Data entries
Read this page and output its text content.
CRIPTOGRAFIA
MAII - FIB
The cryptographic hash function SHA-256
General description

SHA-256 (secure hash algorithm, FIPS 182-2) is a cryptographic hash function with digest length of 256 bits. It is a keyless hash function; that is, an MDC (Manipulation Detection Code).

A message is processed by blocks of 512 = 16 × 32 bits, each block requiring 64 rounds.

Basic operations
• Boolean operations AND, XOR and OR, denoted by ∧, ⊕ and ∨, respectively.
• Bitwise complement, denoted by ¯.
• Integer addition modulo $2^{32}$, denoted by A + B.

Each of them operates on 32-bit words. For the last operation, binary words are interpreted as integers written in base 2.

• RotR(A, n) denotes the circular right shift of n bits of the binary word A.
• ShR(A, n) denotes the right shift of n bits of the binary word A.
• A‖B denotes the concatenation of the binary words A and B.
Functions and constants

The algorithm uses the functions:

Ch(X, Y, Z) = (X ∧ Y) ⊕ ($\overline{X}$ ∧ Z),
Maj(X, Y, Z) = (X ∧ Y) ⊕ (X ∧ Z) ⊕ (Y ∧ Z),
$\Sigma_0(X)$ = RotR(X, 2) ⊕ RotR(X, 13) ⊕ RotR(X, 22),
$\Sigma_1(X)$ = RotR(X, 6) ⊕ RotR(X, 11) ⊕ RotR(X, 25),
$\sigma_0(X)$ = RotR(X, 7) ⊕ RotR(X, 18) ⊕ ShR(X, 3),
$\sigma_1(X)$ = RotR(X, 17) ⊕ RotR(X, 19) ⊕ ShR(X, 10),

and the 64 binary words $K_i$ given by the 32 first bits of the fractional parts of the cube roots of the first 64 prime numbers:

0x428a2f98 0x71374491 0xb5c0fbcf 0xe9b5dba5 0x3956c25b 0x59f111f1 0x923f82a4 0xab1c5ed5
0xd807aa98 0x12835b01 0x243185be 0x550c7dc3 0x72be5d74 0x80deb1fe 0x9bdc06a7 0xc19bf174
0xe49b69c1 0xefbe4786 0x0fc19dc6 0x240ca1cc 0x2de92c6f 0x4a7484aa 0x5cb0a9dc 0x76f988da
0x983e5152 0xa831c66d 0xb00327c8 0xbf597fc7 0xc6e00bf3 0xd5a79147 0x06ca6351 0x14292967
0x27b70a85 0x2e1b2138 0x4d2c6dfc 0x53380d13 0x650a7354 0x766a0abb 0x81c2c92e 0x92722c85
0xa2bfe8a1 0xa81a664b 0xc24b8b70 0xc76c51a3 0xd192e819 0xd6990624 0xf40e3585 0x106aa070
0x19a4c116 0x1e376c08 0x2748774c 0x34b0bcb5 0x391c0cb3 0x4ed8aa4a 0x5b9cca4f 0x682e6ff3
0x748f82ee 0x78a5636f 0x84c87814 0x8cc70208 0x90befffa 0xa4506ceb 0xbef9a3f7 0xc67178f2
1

### Description of the task
Copy every line of the material in which the word "right" occurs.

### Response for this exercise
• RotR(A, n) denotes the circular right shift of n bits of the binary word A.
• ShR(A, n) denotes the right shift of n bits of the binary word A.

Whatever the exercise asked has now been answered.